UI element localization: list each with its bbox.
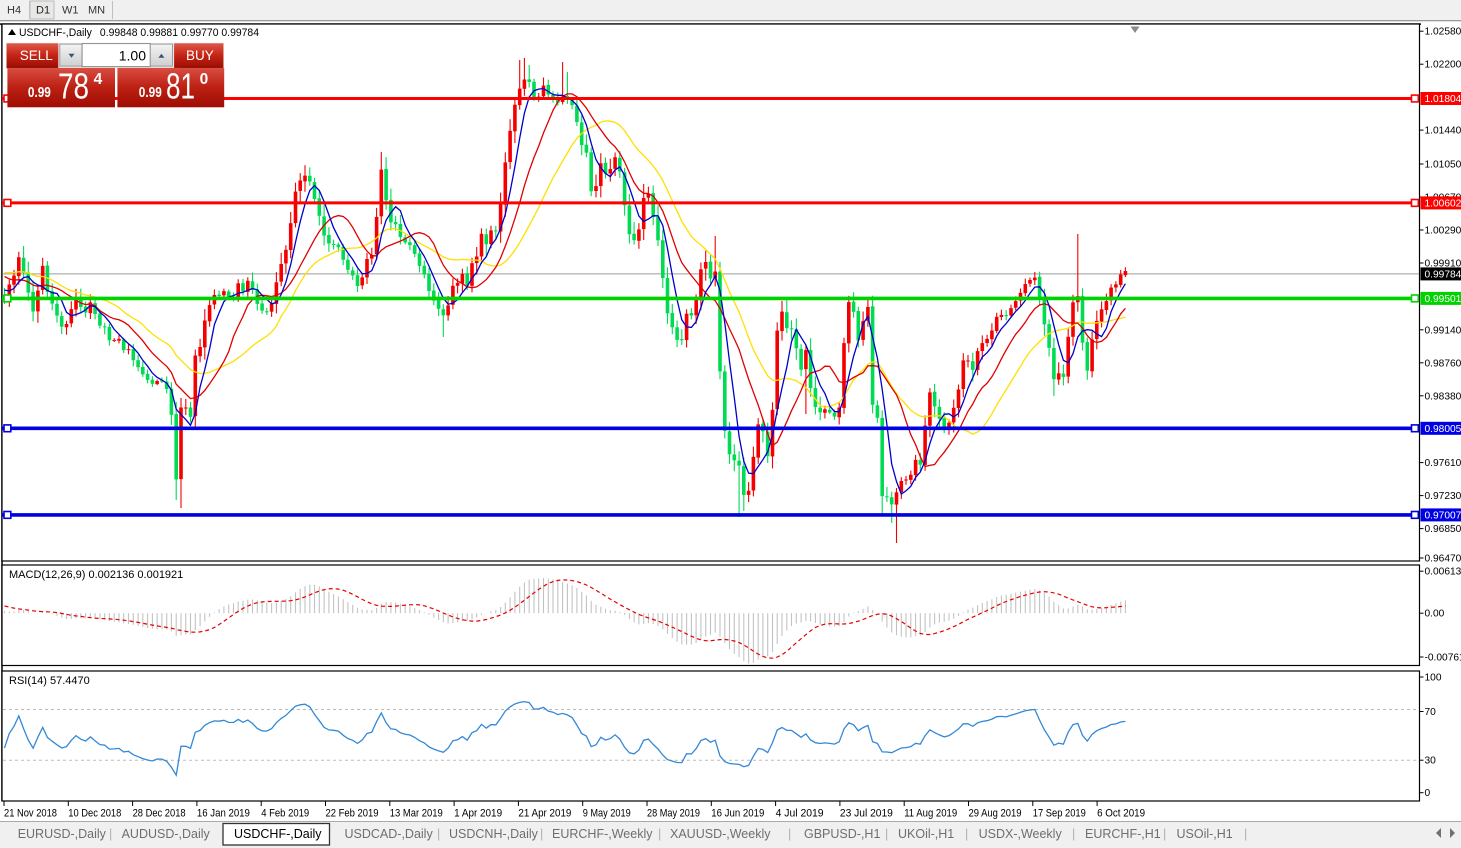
svg-text:28 May 2019: 28 May 2019 bbox=[647, 808, 700, 820]
svg-text:21 Apr 2019: 21 Apr 2019 bbox=[518, 808, 571, 820]
svg-text:|: | bbox=[885, 827, 888, 841]
svg-text:0.97007: 0.97007 bbox=[1425, 510, 1461, 521]
svg-text:|: | bbox=[1072, 827, 1075, 841]
svg-text:100: 100 bbox=[1425, 673, 1442, 684]
svg-text:0.99910: 0.99910 bbox=[1425, 259, 1461, 270]
svg-text:|: | bbox=[788, 827, 791, 841]
svg-text:22 Feb 2019: 22 Feb 2019 bbox=[326, 808, 379, 820]
svg-text:H4: H4 bbox=[7, 5, 21, 17]
svg-text:6 Oct 2019: 6 Oct 2019 bbox=[1097, 808, 1145, 820]
svg-text:|: | bbox=[1244, 827, 1247, 841]
svg-text:USDCNH-,Daily: USDCNH-,Daily bbox=[449, 827, 539, 841]
svg-text:USOil-,H1: USOil-,H1 bbox=[1177, 827, 1233, 841]
svg-text:|: | bbox=[437, 827, 440, 841]
svg-text:USDX-,Weekly: USDX-,Weekly bbox=[979, 827, 1063, 841]
svg-text:4 Jul 2019: 4 Jul 2019 bbox=[776, 808, 824, 820]
svg-text:SELL: SELL bbox=[20, 48, 54, 63]
svg-text:EURCHF-,Weekly: EURCHF-,Weekly bbox=[552, 827, 653, 841]
svg-text:17 Sep 2019: 17 Sep 2019 bbox=[1033, 808, 1086, 820]
svg-text:10 Dec 2018: 10 Dec 2018 bbox=[68, 808, 121, 820]
svg-text:28 Dec 2018: 28 Dec 2018 bbox=[133, 808, 186, 820]
svg-text:78: 78 bbox=[58, 66, 89, 107]
svg-text:|: | bbox=[658, 827, 661, 841]
svg-text:30: 30 bbox=[1425, 756, 1437, 767]
svg-text:1.01804: 1.01804 bbox=[1425, 94, 1461, 105]
svg-text:0.98760: 0.98760 bbox=[1425, 358, 1461, 369]
svg-text:0.00613: 0.00613 bbox=[1425, 567, 1461, 578]
svg-text:0.00: 0.00 bbox=[1425, 609, 1445, 620]
svg-text:1.02200: 1.02200 bbox=[1425, 60, 1461, 71]
svg-text:1.02580: 1.02580 bbox=[1425, 27, 1461, 38]
svg-text:11 Aug 2019: 11 Aug 2019 bbox=[904, 808, 957, 820]
svg-text:70: 70 bbox=[1425, 707, 1437, 718]
svg-text:BUY: BUY bbox=[186, 48, 214, 63]
svg-text:XAUUSD-,Weekly: XAUUSD-,Weekly bbox=[670, 827, 771, 841]
svg-text:MACD(12,26,9) 0.002136 0.00192: MACD(12,26,9) 0.002136 0.001921 bbox=[9, 569, 183, 581]
svg-text:|: | bbox=[109, 827, 112, 841]
svg-text:21 Nov 2018: 21 Nov 2018 bbox=[4, 808, 57, 820]
svg-text:GBPUSD-,H1: GBPUSD-,H1 bbox=[804, 827, 880, 841]
svg-text:MN: MN bbox=[88, 5, 105, 17]
svg-text:0.99: 0.99 bbox=[28, 85, 51, 101]
svg-text:|: | bbox=[1163, 827, 1166, 841]
svg-text:16 Jan 2019: 16 Jan 2019 bbox=[197, 808, 250, 820]
svg-text:0.99140: 0.99140 bbox=[1425, 325, 1461, 336]
svg-text:USDCAD-,Daily: USDCAD-,Daily bbox=[345, 827, 434, 841]
svg-text:1.01050: 1.01050 bbox=[1425, 160, 1461, 171]
svg-text:W1: W1 bbox=[62, 5, 79, 17]
svg-text:0.97610: 0.97610 bbox=[1425, 458, 1461, 469]
svg-text:0.99: 0.99 bbox=[139, 85, 162, 101]
svg-text:0.97230: 0.97230 bbox=[1425, 491, 1461, 502]
svg-text:EURUSD-,Daily: EURUSD-,Daily bbox=[18, 827, 107, 841]
svg-text:1.00: 1.00 bbox=[119, 48, 146, 64]
svg-text:AUDUSD-,Daily: AUDUSD-,Daily bbox=[122, 827, 211, 841]
svg-text:23 Jul 2019: 23 Jul 2019 bbox=[840, 808, 893, 820]
svg-text:81: 81 bbox=[166, 66, 195, 107]
svg-text:RSI(14) 57.4470: RSI(14) 57.4470 bbox=[9, 675, 90, 687]
svg-text:0: 0 bbox=[200, 71, 209, 88]
svg-text:USDCHF-,Daily 0.99848 0.99881: USDCHF-,Daily 0.99848 0.99881 0.99770 0.… bbox=[19, 27, 259, 39]
svg-text:9 May 2019: 9 May 2019 bbox=[583, 808, 631, 820]
svg-text:0.98005: 0.98005 bbox=[1425, 424, 1461, 435]
svg-text:0.98380: 0.98380 bbox=[1425, 391, 1461, 402]
svg-text:0: 0 bbox=[1425, 788, 1431, 799]
svg-text:|: | bbox=[965, 827, 968, 841]
svg-text:|: | bbox=[540, 827, 543, 841]
svg-text:1.00602: 1.00602 bbox=[1425, 198, 1461, 209]
svg-text:4: 4 bbox=[94, 71, 103, 88]
svg-text:13 Mar 2019: 13 Mar 2019 bbox=[390, 808, 443, 820]
svg-text:D1: D1 bbox=[36, 5, 50, 17]
svg-text:UKOil-,H1: UKOil-,H1 bbox=[898, 827, 954, 841]
svg-text:29 Aug 2019: 29 Aug 2019 bbox=[969, 808, 1022, 820]
svg-text:0.99784: 0.99784 bbox=[1425, 269, 1461, 280]
svg-text:0.96470: 0.96470 bbox=[1425, 554, 1461, 565]
svg-text:0.96850: 0.96850 bbox=[1425, 524, 1461, 535]
svg-text:USDCHF-,Daily: USDCHF-,Daily bbox=[234, 827, 322, 841]
svg-text:1.01440: 1.01440 bbox=[1425, 126, 1461, 137]
svg-text:0.99501: 0.99501 bbox=[1425, 294, 1461, 305]
svg-text:EURCHF-,H1: EURCHF-,H1 bbox=[1085, 827, 1161, 841]
svg-text:1.00290: 1.00290 bbox=[1425, 226, 1461, 237]
svg-text:1 Apr 2019: 1 Apr 2019 bbox=[454, 808, 502, 820]
svg-text:16 Jun 2019: 16 Jun 2019 bbox=[711, 808, 764, 820]
svg-text:-0.0076127: -0.0076127 bbox=[1425, 653, 1461, 664]
svg-text:4 Feb 2019: 4 Feb 2019 bbox=[261, 808, 309, 820]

*****

**Task brief:**
From the records above, extract every line that contains the string "EURCHF". Matching is case-sensitive.

**Solution to this exercise:**
svg-text:EURCHF-,Weekly: EURCHF-,Weekly bbox=[552, 827, 653, 841]
svg-text:EURCHF-,H1: EURCHF-,H1 bbox=[1085, 827, 1161, 841]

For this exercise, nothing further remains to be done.